In the listing that follows, count each line containing the string "Расходы" and report only the count.

--- BEGIN ---

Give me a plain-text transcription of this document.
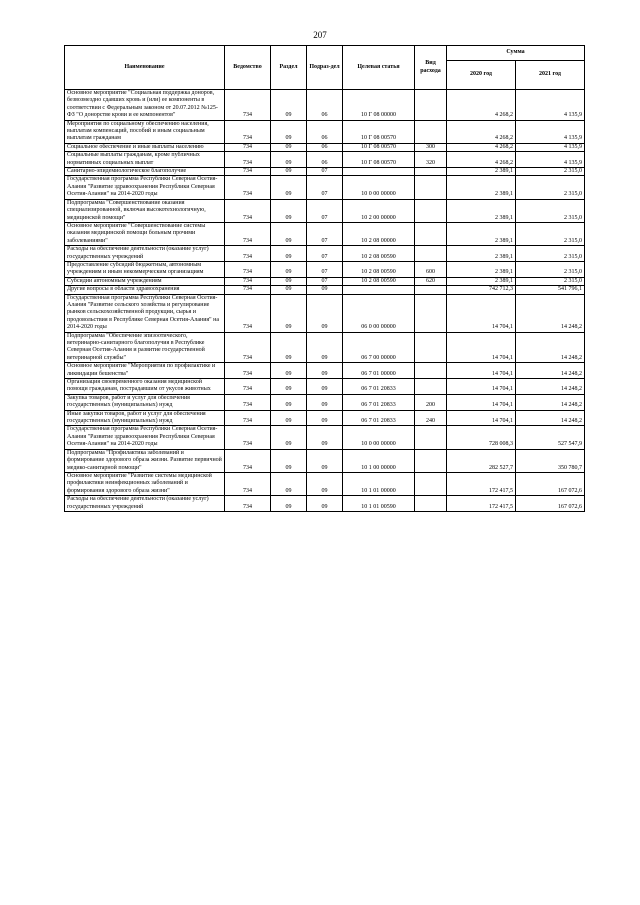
207
Наименование	Ведомство	Раздел	Подраз-дел	Целевая статья	Вид расхода	Сумма	
						2020 год	2021 год
Основное мероприятие "Социальная поддержка доноров, безвозмездно сдавших кровь и (или) ее компоненты в соответствии с Федеральным законом от 20.07.2012 №125-ФЗ "О донорстве крови и ее компонентов"	734	09	06	10 Г 08 00000		4 268,2	4 135,9
Мероприятия по социальному обеспечению населения, выплатам компенсаций, пособий и иным социальным выплатам гражданам	734	09	06	10 Г 08 00570		4 268,2	4 135,9
Социальное обеспечение и иные выплаты населению	734	09	06	10 Г 08 00570	300	4 268,2	4 135,9
Социальные выплаты гражданам, кроме публичных нормативных социальных выплат	734	09	06	10 Г 08 00570	320	4 268,2	4 135,9
Санитарно-эпидемиологическое благополучие	734	09	07			2 389,1	2 315,0
Государственная программа Республики Северная Осетия-Алания "Развитие здравоохранения Республики Северная Осетия-Алания" на 2014-2020 годы	734	09	07	10 0 00 00000		2 389,1	2 315,0
Подпрограмма "Совершенствование оказания специализированной, включая высокотехнологичную, медицинской помощи"	734	09	07	10 2 00 00000		2 389,1	2 315,0
Основное мероприятие "Совершенствование системы оказания медицинской помощи больным прочими заболеваниями"	734	09	07	10 2 08 00000		2 389,1	2 315,0
Расходы на обеспечение деятельности (оказание услуг) государственных учреждений	734	09	07	10 2 08 00590		2 389,1	2 315,0
Предоставление субсидий бюджетным, автономным учреждениям и иным некоммерческим организациям	734	09	07	10 2 08 00590	600	2 389,1	2 315,0
Субсидии автономным учреждениям	734	09	07	10 2 08 00590	620	2 389,1	2 315,0
Другие вопросы в области здравоохранения	734	09	09			742 712,3	541 796,1
Государственная программа Республики Северная Осетия-Алания "Развитие сельского хозяйства и регулирование рынков сельскохозяйственной продукции, сырья и продовольствия в Республике Северная Осетия-Алания" на 2014-2020 годы	734	09	09	06 0 00 00000		14 704,1	14 248,2
Подпрограмма "Обеспечение эпизоотического, ветеринарно-санитарного благополучия в Республике Северная Осетия-Алания и развитие государственной ветеринарной службы"	734	09	09	06 7 00 00000		14 704,1	14 248,2
Основное мероприятие "Мероприятия по профилактике и ликвидации бешенства"	734	09	09	06 7 01 00000		14 704,1	14 248,2
Организация своевременного оказания медицинской помощи гражданам, пострадавшим от укусов животных	734	09	09	06 7 01 20833		14 704,1	14 248,2
Закупка товаров, работ и услуг для обеспечения государственных (муниципальных) нужд	734	09	09	06 7 01 20833	200	14 704,1	14 248,2
Иные закупки товаров, работ и услуг для обеспечения государственных (муниципальных) нужд	734	09	09	06 7 01 20833	240	14 704,1	14 248,2
Государственная программа Республики Северная Осетия-Алания "Развитие здравоохранения Республики Северная Осетия-Алания" на 2014-2020 годы	734	09	09	10 0 00 00000		728 008,3	527 547,9
Подпрограмма "Профилактика заболеваний и формирование здорового образа жизни. Развитие первичной медико-санитарной помощи"	734	09	09	10 1 00 00000		282 527,7	350 780,7
Основное мероприятие "Развитие системы медицинской профилактики неинфекционных заболеваний и формирования здорового образа жизни"	734	09	09	10 1 01 00000		172 417,5	167 072,6
Расходы на обеспечение деятельности (оказание услуг) государственных учреждений	734	09	09	10 1 01 00590		172 417,5	167 072,6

--- END ---

=== EXERCISE ANSWER ===
2